Text excerpt »
** BEGIN **
After the CG has added all of the snippets of code that have been generated so far, it invokes the template for the type itself. The template looks like this:

namespace ${type.Namespace}.Proxies{
#region Class ${type.FullName}Proxy
public class ${type.Name}Proxy
{
internal ${type.FullName} TheTargetObject = null;
public ${type.Name}Proxy(${type.FullName} target)
{
TheTargetObject = target;
}

#foreach($method in $methods)
$method
#end
#foreach($property in $properties)
$property
#end
#foreach($field in $fields)
$field
#end
#foreach($event in $events)
$event
#end
} // end class ${type.FullName}Proxy
} // end namespace ${type.Namespace}.Proxies
#endregion

As you can see the template is minimal. All of the interesting work has been done in other templates or "Pragma processors". I'll be going into pragma processors in depth next time. Work ahead of me includes making the proxy implement the same interfaces as the target object. In the template above the proxy class is generated with exactly the same name as the target class, but with "Proxy" appended. It has the same namespace with ".Proxies" appended. The proxy stores a reference to the target object called TheTargetObject. TheTargetObject is delegated to when all the predicate checks have been performed. The template for a method is where the action is:

#if(!$utils.IsProperty($method))
#if($utils.IsVoidType($method.ReturnType))
#set($returntype = "void")
// found a void return type
#else
#set($returntype = ${method.ReturnType.FullName})
// didnt find a void return type
#end## if isVoidType

public new $returntype ${method.Name}(#set($comma = "")
#foreach($arg in ${method.GetParameters()})
$comma ${arg.ParameterType.FullName} ${arg.Name}#set($comma = ", ")#end){
// take the 'before' snapshots
#foreach($snapshot in $ssbefore)
$snapshot.TypeName ${snapshot.After} = ${snapshot.Before};
#end

//TODO: Invariant code here
#foreach($inv in $invariants)
$inv
#end
//TODO: Require code here
#foreach($req in $requires)
$req
#end

## now the call the the real object
#if(!$utils.IsVoidType($method.ReturnType))
** END **
Problem requirements » Pick up the write-up on the code generator's proxy templates at the point where it stops and keep writing from there.

Supplied records »
** BEGIN **
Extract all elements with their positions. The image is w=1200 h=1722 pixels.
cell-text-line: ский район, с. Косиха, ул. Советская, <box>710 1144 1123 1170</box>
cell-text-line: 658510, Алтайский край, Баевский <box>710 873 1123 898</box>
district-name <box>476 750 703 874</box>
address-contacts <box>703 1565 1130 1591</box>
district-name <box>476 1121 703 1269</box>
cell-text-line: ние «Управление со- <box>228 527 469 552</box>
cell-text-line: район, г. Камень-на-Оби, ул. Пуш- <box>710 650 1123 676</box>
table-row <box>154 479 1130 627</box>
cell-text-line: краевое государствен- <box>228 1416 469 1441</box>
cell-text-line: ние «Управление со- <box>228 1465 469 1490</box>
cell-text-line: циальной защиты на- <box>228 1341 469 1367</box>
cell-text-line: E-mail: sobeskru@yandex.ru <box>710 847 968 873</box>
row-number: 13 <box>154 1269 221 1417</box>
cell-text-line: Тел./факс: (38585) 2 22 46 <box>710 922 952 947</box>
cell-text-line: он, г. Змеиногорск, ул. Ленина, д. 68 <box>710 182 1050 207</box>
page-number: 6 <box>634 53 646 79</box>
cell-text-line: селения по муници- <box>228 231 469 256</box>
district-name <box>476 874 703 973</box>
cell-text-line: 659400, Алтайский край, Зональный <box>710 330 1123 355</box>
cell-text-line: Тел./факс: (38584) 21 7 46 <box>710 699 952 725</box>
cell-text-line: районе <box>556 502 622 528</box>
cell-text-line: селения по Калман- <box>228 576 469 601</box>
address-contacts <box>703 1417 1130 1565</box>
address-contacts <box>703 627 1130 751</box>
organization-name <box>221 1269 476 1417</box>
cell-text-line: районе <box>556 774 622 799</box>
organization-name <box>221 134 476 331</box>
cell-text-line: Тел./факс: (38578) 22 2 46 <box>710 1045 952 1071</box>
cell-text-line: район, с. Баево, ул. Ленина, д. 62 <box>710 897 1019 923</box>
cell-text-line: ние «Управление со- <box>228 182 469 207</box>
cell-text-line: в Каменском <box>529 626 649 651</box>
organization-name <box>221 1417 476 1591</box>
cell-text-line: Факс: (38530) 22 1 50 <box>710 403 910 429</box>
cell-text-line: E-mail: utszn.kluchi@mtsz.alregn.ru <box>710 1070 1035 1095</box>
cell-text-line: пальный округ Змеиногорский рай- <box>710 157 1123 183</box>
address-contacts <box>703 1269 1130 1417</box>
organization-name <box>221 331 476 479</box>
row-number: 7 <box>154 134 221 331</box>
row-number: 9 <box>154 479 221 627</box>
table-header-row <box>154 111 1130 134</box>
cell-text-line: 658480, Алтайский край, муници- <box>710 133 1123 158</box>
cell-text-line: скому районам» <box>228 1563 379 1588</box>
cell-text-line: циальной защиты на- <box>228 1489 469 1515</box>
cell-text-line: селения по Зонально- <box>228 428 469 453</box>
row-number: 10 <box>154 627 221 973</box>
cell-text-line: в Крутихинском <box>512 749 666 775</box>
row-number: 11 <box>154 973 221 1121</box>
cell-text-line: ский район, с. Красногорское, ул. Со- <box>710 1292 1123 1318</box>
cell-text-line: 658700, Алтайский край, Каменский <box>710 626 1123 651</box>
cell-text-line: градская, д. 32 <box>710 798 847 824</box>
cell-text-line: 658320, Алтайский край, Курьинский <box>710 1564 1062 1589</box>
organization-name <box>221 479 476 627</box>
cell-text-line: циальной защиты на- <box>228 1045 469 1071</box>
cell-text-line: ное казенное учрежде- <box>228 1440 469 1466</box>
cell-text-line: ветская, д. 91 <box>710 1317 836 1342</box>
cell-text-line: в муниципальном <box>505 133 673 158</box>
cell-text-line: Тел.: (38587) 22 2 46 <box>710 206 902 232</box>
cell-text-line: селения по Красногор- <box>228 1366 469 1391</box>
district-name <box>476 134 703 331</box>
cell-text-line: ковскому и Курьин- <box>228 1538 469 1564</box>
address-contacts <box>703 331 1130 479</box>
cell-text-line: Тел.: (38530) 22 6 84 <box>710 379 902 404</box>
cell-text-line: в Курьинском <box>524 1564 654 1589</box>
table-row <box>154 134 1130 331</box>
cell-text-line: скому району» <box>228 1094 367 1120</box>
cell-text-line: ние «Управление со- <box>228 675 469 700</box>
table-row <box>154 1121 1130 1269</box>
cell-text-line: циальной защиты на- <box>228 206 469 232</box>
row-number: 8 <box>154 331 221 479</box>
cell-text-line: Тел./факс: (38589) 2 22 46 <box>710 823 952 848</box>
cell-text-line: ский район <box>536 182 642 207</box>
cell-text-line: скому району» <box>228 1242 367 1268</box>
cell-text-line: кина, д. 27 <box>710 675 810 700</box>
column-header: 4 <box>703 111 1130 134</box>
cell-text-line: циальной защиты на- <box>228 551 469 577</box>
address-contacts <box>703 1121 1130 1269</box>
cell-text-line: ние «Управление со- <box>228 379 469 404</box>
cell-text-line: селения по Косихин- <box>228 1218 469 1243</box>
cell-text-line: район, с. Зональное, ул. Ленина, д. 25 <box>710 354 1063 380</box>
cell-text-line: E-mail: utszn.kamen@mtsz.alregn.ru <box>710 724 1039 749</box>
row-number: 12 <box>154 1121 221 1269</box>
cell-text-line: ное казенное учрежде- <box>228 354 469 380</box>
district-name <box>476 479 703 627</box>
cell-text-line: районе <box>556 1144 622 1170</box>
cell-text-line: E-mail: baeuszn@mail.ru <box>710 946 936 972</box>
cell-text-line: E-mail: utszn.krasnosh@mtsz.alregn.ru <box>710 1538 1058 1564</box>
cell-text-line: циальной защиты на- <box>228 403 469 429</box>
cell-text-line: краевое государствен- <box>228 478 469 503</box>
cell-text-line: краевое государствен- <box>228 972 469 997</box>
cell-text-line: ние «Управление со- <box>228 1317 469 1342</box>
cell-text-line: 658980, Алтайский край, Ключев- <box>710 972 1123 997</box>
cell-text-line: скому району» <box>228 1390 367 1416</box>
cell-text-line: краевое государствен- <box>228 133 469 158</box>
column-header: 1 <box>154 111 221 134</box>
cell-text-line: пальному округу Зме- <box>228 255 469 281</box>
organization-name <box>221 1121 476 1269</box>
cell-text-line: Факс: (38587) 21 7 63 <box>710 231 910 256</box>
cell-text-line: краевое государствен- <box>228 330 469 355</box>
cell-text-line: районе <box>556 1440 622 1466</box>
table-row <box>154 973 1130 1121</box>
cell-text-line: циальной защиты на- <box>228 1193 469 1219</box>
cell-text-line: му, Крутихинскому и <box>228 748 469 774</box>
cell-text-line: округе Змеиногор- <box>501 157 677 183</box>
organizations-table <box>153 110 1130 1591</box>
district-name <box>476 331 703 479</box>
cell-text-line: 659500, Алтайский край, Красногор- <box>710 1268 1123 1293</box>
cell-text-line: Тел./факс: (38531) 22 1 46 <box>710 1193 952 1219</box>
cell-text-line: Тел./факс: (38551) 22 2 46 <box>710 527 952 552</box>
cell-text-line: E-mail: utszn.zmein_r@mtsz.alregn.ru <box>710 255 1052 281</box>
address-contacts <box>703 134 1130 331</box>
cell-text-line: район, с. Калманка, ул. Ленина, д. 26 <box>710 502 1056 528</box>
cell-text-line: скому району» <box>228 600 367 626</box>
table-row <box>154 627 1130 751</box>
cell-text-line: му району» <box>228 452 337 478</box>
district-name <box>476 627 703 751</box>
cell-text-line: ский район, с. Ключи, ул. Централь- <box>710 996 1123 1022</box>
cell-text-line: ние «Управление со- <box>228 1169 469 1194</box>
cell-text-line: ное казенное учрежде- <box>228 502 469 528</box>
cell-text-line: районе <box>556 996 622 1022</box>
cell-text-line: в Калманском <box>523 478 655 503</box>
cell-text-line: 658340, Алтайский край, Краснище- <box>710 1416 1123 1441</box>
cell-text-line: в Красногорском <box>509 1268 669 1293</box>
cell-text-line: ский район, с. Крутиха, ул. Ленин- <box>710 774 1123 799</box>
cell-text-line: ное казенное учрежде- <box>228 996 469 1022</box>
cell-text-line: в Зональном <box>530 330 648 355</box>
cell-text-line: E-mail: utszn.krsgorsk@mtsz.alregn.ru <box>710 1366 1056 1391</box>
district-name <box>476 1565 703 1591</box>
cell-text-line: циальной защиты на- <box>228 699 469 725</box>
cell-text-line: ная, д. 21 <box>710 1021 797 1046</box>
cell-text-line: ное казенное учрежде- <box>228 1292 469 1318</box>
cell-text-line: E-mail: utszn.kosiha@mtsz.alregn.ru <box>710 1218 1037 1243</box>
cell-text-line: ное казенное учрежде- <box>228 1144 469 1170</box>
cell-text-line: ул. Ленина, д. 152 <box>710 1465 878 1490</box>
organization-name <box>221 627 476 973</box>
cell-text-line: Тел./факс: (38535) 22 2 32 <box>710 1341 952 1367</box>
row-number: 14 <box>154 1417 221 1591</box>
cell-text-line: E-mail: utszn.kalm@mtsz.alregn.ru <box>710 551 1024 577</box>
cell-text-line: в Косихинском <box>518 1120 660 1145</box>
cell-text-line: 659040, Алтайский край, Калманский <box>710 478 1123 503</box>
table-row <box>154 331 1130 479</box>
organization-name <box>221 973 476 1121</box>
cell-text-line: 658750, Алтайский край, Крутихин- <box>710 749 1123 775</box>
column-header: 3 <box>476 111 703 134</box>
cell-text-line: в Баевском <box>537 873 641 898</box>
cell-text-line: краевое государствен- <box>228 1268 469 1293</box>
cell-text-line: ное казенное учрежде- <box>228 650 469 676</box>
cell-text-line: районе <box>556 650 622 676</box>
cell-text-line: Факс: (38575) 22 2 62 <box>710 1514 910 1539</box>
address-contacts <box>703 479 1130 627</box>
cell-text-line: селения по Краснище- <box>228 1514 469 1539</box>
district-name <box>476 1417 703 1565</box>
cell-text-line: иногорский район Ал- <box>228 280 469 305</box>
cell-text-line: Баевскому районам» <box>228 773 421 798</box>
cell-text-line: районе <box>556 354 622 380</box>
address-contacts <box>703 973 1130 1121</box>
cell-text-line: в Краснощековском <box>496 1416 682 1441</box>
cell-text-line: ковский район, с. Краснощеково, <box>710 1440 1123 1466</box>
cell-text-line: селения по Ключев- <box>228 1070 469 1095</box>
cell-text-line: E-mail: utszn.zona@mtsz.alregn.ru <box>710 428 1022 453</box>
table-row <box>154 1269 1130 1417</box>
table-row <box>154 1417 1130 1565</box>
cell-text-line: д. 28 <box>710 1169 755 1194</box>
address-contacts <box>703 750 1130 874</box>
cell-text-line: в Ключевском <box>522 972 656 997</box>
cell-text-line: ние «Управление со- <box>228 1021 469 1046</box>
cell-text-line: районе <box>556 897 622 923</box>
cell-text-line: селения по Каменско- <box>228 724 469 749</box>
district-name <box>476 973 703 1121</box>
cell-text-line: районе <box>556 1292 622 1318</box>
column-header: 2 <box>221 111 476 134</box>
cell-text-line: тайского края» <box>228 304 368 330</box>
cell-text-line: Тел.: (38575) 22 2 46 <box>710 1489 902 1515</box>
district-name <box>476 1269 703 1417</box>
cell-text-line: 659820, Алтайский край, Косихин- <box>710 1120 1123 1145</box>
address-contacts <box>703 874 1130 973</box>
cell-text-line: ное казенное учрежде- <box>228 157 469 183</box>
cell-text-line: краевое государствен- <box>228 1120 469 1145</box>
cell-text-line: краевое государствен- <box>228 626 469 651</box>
** END **
Solved problem »
$returntype result =
#end##if is void

#if($method.IsStatic)
${fullclsname}.${method.Name}(#set($comma = "")
#else
TheTargetObject.${method.Name}(#set($comma = "")
#end
#foreach($arg in ${method.GetParameters()})
$comma${arg.Name}#set($comma = ", ")#end);

// take the 'after' snapshots
#foreach($snapshot in $ssafter)
$snapshot.TypeName ${snapshot.After} = ${snapshot.Before};
#end

//TODO: Ensure code here
#foreach($ens in $ensures)
$ens
#end
//TODO: Invariant code here
#foreach($inv in $invariants)
$inv
#end

#if(!$utils.IsVoidType($method.ReturnType))
return result;
#end##if is void
}#end ## if is not property

The templates are pre-loaded with a "utils" object that is able to perform various jobs related to analyzing types that are beyond the capabilities of NVelocity. We use this to check whether the method is a property or not. Properties in C# are handled as methods in the CLR. If we ignore properties and generate them as methods we lose a lot of the syntactic flexibility that C# makes available.

We need to check then whether the method is void or not. If so, we provide the short form of the void type, since the code will not compile if we use "System.Void". Not sure why that is the case. Answers on a postcode please!

Having determined what the return type is going to be, we can then create the method signature. We are only ever going to get notified about the public methods, since those are all that external users of the proxy or the target object would ever get to see. We don't need to wrap protected, private or internal methods so we can hard-code the public access specifier. Next, the method parameters are inserted. They are a complete copy of the arguments of the target objects, but with the type names expanded.

Now we get to the whole purpose of this exercise - to insert predicate checks into the method body to check parameters, members and other features before and after invocation of the method on the target object. the pattern of the invariants is as follows:

invariant 1
invariant 2
invariant ...
invariant n
require 1
require 2
require ...
require n
TheTargetObject.Method(...)
ensure 1
ensure 2
ensure ...
ensure n
invariant 1
invariant 2
invariant ...
invariant n

Invariants are predicates that must be true at all times - they must be true before and after the method has been called. Therefore we bracket the call with the invariant tests, and have requires checks before and the ensure checks after. For more information on these predicates take a look at the language documentation for Eiffel. Since the invariants are invoked before and after every method call you should make sure that they are not too expensive.

At the end of the method template the script looks again to check whether the method returns a void, and if so skips the returning of a result. It also doesn't bother to collect the result in the first place.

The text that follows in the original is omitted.